Data excerpts:
________________
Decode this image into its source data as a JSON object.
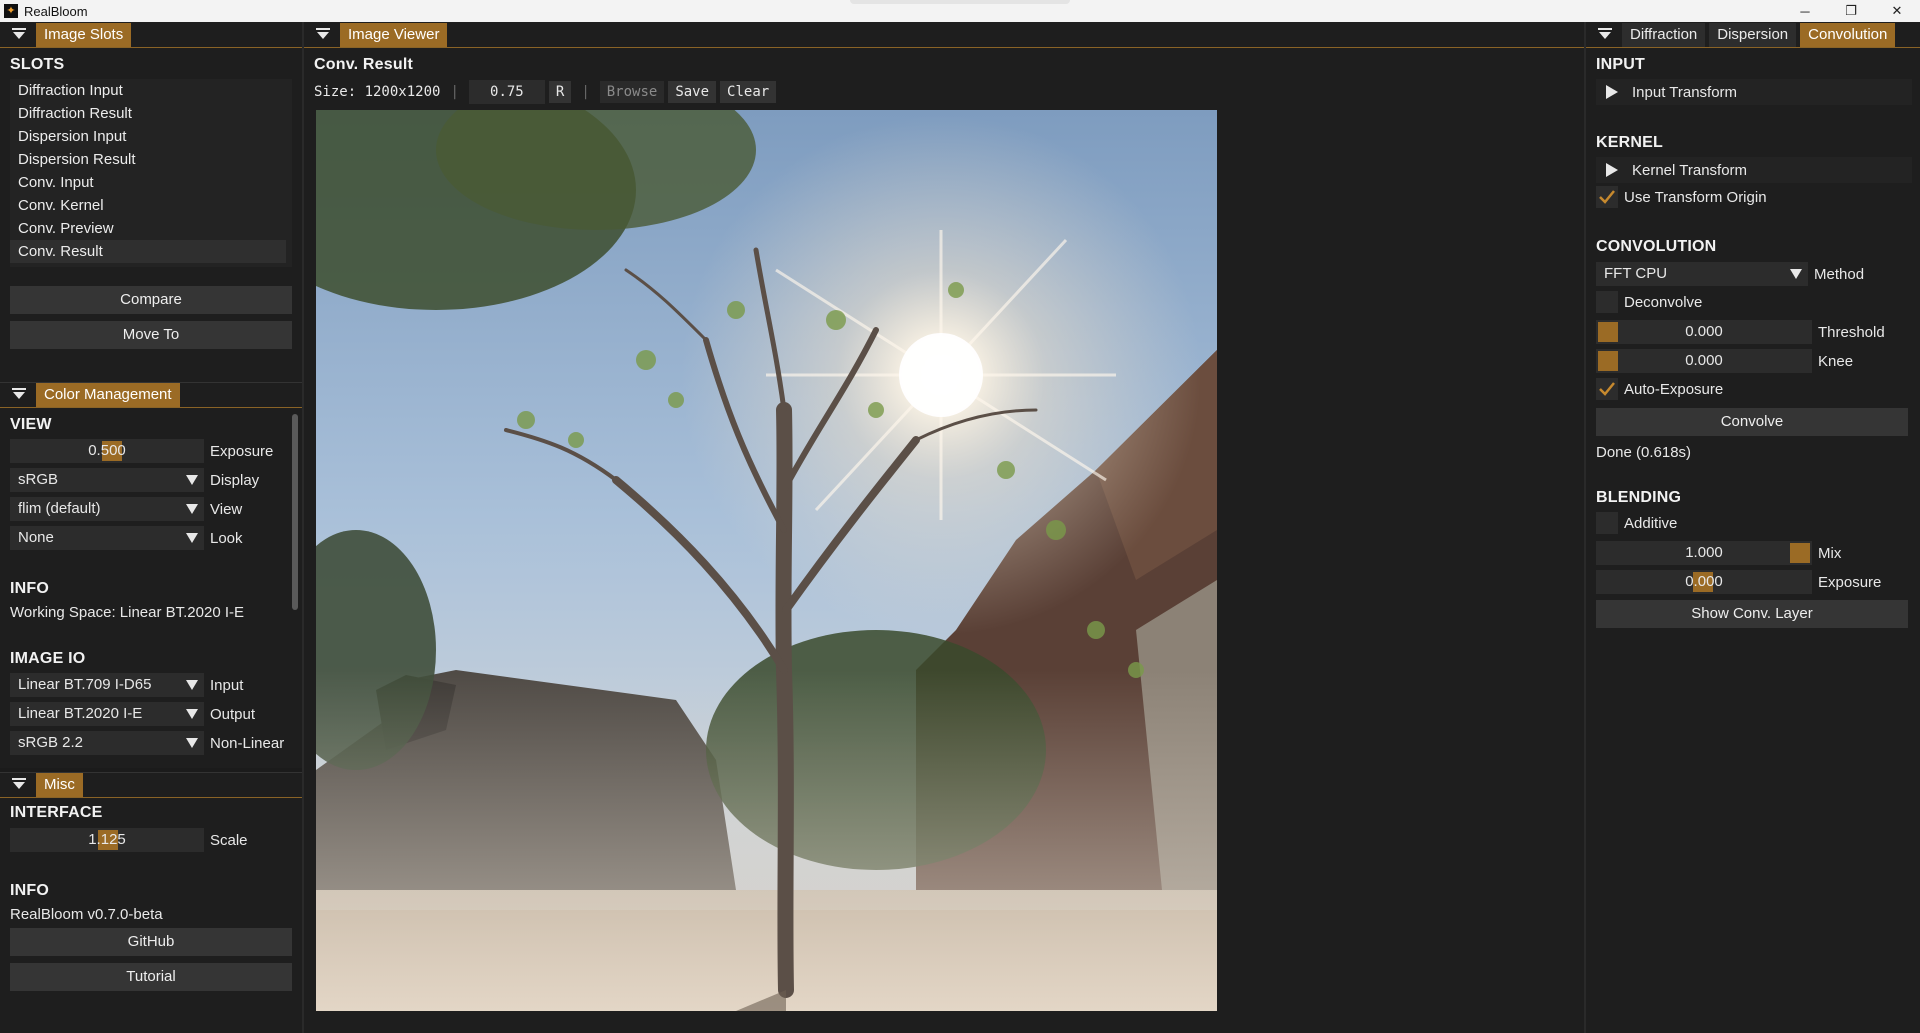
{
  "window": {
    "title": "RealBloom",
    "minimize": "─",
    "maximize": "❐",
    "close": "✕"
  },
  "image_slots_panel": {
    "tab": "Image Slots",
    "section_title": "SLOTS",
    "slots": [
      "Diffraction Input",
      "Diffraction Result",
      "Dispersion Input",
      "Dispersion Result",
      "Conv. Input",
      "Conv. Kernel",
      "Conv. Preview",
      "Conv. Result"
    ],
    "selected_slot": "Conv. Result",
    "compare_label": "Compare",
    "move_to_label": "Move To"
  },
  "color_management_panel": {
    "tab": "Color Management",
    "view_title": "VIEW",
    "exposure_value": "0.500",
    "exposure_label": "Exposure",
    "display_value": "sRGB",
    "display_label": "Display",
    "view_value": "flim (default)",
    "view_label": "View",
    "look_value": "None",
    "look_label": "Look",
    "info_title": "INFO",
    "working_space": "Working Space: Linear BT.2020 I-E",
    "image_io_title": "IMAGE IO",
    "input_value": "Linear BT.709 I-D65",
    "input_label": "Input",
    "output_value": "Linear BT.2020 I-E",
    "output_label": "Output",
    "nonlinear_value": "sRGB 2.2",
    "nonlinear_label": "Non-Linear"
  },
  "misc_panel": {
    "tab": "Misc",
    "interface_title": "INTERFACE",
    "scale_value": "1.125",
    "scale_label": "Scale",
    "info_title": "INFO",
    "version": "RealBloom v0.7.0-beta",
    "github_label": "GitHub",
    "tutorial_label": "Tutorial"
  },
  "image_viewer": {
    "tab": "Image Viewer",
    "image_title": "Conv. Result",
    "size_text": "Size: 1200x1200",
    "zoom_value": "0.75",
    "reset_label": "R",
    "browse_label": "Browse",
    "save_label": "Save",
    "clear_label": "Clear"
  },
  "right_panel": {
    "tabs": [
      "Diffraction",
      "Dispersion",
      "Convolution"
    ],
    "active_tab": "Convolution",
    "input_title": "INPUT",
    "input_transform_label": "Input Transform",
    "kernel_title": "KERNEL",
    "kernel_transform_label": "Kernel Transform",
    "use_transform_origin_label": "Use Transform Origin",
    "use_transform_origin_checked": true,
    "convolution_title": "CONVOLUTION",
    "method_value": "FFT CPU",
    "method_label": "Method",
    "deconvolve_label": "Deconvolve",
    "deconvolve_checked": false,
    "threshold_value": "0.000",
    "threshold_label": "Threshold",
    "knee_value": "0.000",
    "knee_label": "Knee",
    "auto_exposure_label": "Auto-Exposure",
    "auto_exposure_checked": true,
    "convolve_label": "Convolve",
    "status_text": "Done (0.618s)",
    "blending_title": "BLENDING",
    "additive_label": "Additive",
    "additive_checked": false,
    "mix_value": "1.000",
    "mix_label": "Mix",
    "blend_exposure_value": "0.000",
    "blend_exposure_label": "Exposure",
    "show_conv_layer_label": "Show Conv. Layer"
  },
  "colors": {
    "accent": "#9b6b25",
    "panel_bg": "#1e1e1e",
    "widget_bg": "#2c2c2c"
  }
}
________________
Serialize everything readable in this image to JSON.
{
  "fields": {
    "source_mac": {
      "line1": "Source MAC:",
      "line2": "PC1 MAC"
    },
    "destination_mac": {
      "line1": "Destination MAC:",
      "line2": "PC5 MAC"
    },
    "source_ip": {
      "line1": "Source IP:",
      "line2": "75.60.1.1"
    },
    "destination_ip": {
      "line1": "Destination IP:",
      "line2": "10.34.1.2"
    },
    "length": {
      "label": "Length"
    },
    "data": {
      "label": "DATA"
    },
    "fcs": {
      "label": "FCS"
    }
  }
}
________________
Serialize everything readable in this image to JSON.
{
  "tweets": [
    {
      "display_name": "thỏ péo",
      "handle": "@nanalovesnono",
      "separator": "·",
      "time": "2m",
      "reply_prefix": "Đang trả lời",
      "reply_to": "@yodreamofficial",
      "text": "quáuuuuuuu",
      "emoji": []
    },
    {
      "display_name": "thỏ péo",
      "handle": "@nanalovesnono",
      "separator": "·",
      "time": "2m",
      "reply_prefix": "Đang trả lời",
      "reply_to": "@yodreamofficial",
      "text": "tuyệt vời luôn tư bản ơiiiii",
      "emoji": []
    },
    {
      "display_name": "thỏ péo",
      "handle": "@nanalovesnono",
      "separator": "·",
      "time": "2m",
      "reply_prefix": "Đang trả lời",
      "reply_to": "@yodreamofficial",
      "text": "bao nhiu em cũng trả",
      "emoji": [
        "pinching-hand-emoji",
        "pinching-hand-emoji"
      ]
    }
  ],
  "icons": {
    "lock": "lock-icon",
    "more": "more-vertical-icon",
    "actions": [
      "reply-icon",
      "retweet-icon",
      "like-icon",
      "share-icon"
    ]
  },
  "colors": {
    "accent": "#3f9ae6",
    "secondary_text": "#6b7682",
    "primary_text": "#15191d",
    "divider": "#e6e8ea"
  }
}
________________
(Request)
Return all the lines that contain the string "sRGB".

(Reply to the task)
    "display_value": "sRGB",
    "nonlinear_value": "sRGB 2.2",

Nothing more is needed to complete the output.